_Using the information:_
a: Answer these questions from the passage on 2020 market forecasts:
(i) On what date did Mr. Golub upgrade his S&P 500 prediction?
(ii) Which earlier crisis does Mr. Golub say 2020 made look like an appetizer?
(iii) What three-part combination in 2020 does the passage say everyone missed?
b: Reproduce word for word the part of the passage on 2020 market forecasts starting with "We know now" and going on through "year at 3600.".

We know now that as Wall Street analysts were publishing their 2020 forecasts the virus that would upend them all was already spreading in Wuhan, China. Jonathan Golub was particularly unlucky: On Jan. 21, Mr. Golub, Credit Suisse’s chief U.S. equity strategist, upgraded his prediction for the S&P 500 to end the year at 3600.
Discounting the threat of Covid-19 that day was an easy mistake to make, and one I made too. But imagine he had spotted the epidemiological consequences, and correctly recognized that the economy would plunge into the deepest recession in centuries. Surely no one would have concluded that his bullish S&P forecast was way too cautious, and the S&P would be more than 100 points higher than he expected by December?
“We thought there was no environment that could be worse than 2008-9,” Mr. Golub says. “This [2020] made the Great Financial Crisis look like an appetizer. And yet the market did so well.”
Dozens of investors and bank strategists put out public prognostications for what would happen in the markets, but 2020’s combination was so unusual it was missed by everyone, so far as I can tell: a far weaker economy, far weaker earnings, but significantly higher stock prices, at least in the U.S.

_Stored records:_

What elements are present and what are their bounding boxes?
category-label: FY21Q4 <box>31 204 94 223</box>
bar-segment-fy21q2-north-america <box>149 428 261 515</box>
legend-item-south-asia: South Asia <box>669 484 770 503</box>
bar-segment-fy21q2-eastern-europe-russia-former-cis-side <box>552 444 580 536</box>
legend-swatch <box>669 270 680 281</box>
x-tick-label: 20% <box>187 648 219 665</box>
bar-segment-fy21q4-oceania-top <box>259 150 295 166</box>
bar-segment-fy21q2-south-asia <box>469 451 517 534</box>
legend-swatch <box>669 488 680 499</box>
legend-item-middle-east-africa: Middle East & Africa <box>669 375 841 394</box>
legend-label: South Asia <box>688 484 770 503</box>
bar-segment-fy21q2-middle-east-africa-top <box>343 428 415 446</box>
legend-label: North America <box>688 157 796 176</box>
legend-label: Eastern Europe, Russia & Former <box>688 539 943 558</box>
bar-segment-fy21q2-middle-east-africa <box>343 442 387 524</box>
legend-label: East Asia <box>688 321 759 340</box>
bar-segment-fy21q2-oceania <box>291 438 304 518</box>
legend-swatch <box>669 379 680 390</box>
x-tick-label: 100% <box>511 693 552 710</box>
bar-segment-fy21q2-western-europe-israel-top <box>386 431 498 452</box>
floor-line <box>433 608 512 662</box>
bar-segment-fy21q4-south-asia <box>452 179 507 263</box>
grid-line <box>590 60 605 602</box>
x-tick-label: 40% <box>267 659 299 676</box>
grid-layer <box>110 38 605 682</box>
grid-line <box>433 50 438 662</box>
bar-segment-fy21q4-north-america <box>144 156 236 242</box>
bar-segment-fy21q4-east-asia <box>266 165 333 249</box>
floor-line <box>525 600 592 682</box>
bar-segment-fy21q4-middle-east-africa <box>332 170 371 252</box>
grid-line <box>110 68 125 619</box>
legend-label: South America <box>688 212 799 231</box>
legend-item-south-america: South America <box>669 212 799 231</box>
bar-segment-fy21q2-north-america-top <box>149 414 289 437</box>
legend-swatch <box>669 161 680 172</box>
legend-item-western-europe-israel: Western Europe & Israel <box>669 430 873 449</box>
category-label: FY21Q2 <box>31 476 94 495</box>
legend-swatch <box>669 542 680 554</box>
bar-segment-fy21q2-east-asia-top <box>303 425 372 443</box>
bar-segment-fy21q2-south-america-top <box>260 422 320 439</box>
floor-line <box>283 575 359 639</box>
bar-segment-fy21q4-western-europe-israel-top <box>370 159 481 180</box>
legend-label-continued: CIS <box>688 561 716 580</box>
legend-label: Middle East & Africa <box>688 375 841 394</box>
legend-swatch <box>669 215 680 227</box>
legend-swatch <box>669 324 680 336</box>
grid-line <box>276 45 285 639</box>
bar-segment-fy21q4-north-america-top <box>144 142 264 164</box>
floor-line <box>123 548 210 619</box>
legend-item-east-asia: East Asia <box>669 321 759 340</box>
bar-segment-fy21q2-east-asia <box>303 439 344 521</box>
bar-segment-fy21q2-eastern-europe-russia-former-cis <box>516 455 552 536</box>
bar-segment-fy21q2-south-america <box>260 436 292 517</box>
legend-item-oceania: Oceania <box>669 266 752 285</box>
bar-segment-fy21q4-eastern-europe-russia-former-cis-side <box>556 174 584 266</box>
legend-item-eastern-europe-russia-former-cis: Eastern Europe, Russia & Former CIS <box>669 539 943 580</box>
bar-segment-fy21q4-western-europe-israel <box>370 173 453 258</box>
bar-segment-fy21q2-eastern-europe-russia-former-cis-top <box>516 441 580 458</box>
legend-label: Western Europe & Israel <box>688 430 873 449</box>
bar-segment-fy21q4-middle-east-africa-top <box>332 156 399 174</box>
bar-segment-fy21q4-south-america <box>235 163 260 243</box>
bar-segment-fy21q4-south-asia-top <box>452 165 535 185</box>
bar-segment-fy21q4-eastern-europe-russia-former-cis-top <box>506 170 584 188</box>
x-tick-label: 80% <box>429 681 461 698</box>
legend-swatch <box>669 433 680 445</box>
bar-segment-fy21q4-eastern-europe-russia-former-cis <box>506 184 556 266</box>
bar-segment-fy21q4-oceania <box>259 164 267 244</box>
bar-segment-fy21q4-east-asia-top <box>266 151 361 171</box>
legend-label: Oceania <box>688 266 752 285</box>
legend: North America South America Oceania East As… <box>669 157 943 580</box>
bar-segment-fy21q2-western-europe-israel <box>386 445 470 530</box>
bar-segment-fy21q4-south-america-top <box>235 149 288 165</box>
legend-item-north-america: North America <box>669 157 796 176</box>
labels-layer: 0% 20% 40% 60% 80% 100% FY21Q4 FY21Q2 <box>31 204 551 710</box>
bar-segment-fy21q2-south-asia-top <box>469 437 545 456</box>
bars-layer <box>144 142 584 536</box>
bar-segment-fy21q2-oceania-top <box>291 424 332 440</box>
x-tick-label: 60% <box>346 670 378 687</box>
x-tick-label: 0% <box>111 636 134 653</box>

_Task answers:_
a:
(i) Jan. 21
(ii) The Great Financial Crisis
(iii) A far weaker economy, far weaker earnings, and significantly higher stock prices, at least in the U.S.

b:
We know now that as Wall Street analysts were publishing their 2020 forecasts the virus that would upend them all was already spreading in Wuhan, China. Jonathan Golub was particularly unlucky: On Jan. 21, Mr. Golub, Credit Suisse’s chief U.S. equity strategist, upgraded his prediction for the S&P 500 to end the year at 3600.